Your goal
Repeat the records below exactly, leaving out any pictures.

Dataset rows
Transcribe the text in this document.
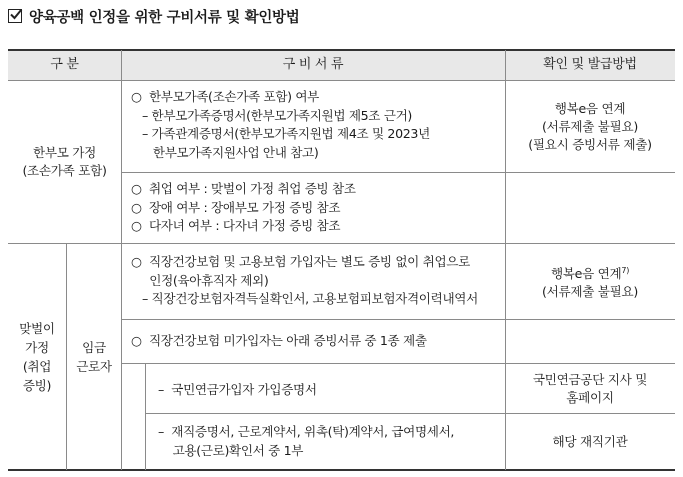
양육공백 인정을 위한 구비서류 및 확인방법
구 분	구 비 서 류	확인 및 발급방법
한부모 가정
(조손가족 포함)
○  한부모가족(조손가족 포함) 여부
– 한부모가족증명서(한부모가족지원법 제5조 근거)
– 가족관계증명서(한부모가족지원법 제4조 및 2023년
한부모가족지원사업 안내 참고)
행복e음 연계
(서류제출 불필요)
(필요시 증빙서류 제출)
○  취업 여부 : 맞벌이 가정 취업 증빙 참조
○  장애 여부 : 장애부모 가정 증빙 참조
○  다자녀 여부 : 다자녀 가정 증빙 참조
맞벌이
가정
(취업
증빙)
임금
근로자
○  직장건강보험 및 고용보험 가입자는 별도 증빙 없이 취업으로
인정(육아휴직자 제외)
– 직장건강보험자격득실확인서, 고용보험피보험자격이력내역서
행복e음 연계$^{7)}$
(서류제출 불필요)
○  직장건강보험 미가입자는 아래 증빙서류 중 1종 제출
–  국민연금가입자 가입증명서
국민연금공단 지사 및
홈페이지
–  재직증명서, 근로계약서, 위촉(탁)계약서, 급여명세서,
고용(근로)확인서 중 1부
해당 재직기관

Result for this task
Transcribe the text in this document.
양육공백 인정을 위한 구비서류 및 확인방법
구 분	구 비 서 류	확인 및 발급방법
한부모 가정
(조손가족 포함)
○  한부모가족(조손가족 포함) 여부
– 한부모가족증명서(한부모가족지원법 제5조 근거)
– 가족관계증명서(한부모가족지원법 제4조 및 2023년
한부모가족지원사업 안내 참고)
행복e음 연계
(서류제출 불필요)
(필요시 증빙서류 제출)
○  취업 여부 : 맞벌이 가정 취업 증빙 참조
○  장애 여부 : 장애부모 가정 증빙 참조
○  다자녀 여부 : 다자녀 가정 증빙 참조
맞벌이
가정
(취업
증빙)
임금
근로자
○  직장건강보험 및 고용보험 가입자는 별도 증빙 없이 취업으로
인정(육아휴직자 제외)
– 직장건강보험자격득실확인서, 고용보험피보험자격이력내역서
행복e음 연계$^{7)}$
(서류제출 불필요)
○  직장건강보험 미가입자는 아래 증빙서류 중 1종 제출
–  국민연금가입자 가입증명서
국민연금공단 지사 및
홈페이지
–  재직증명서, 근로계약서, 위촉(탁)계약서, 급여명세서,
고용(근로)확인서 중 1부
해당 재직기관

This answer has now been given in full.